Structured figure records
START

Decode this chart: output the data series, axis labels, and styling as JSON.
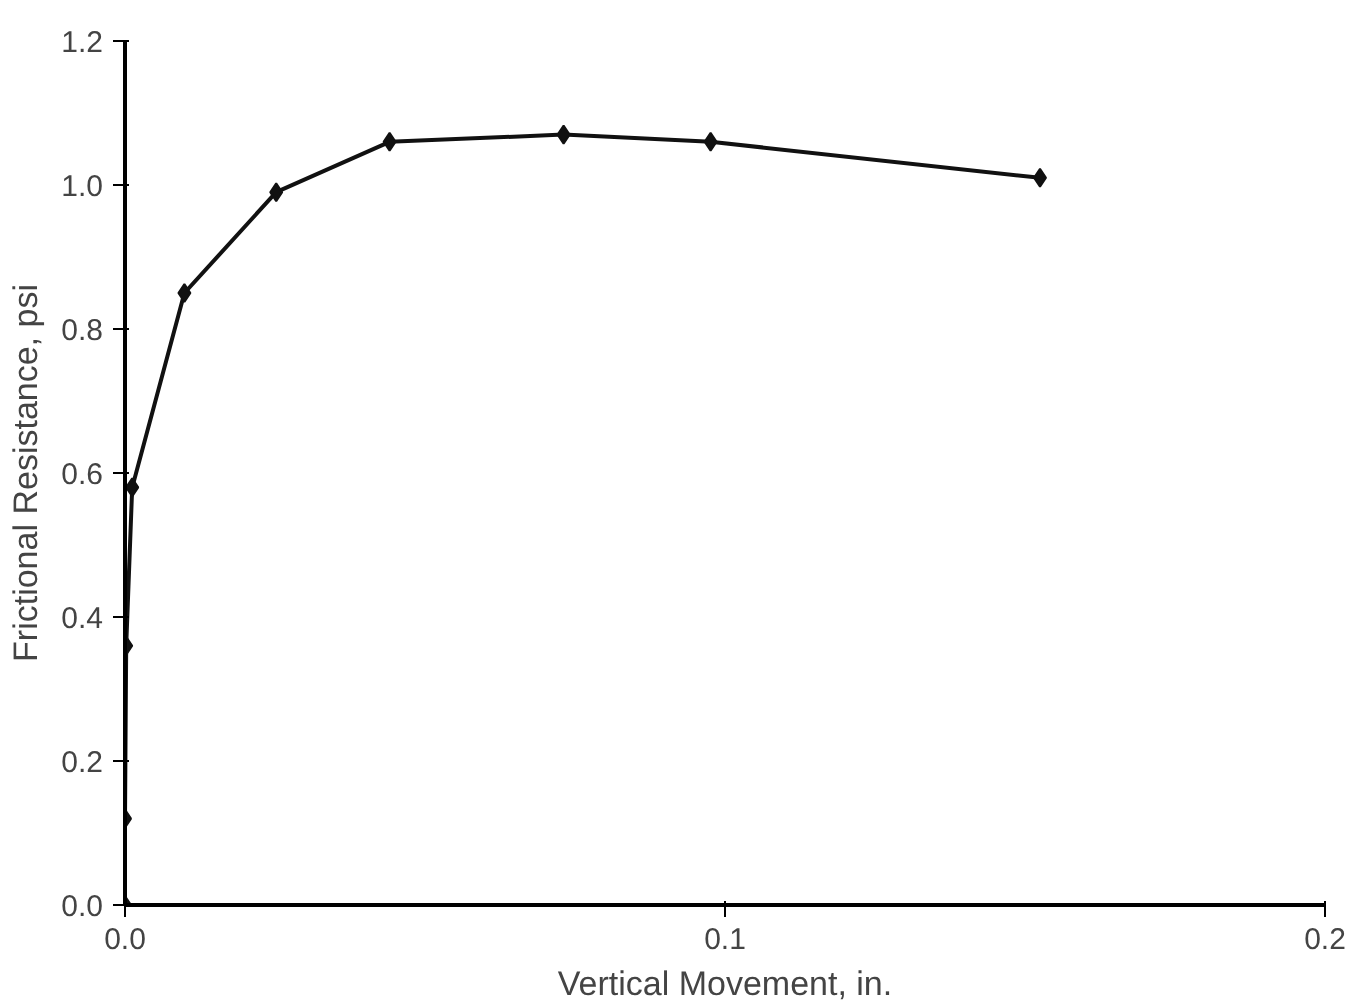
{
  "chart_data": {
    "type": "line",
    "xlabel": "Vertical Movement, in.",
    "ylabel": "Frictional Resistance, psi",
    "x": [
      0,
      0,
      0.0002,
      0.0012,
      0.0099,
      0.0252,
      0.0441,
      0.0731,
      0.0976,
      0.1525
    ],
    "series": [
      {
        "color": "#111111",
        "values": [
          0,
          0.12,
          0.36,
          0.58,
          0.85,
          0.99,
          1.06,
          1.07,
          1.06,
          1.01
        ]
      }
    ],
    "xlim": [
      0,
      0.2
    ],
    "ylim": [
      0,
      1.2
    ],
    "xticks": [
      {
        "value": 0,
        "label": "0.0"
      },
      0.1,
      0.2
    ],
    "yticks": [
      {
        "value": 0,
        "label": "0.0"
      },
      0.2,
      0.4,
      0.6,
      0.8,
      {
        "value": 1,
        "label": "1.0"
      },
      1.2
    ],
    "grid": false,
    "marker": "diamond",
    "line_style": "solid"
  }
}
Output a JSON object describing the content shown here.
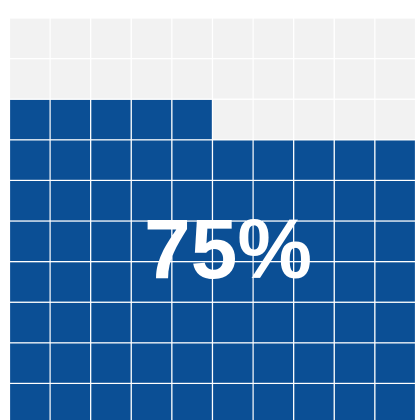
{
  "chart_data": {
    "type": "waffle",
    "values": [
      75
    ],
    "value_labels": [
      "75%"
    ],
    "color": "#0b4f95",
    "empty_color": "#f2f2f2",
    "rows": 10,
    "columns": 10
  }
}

END

WORK INSTRUCTIONS.
Count how many lines above contain the word "JSON". Reply with the number alone.

TASK SOLUTION.
2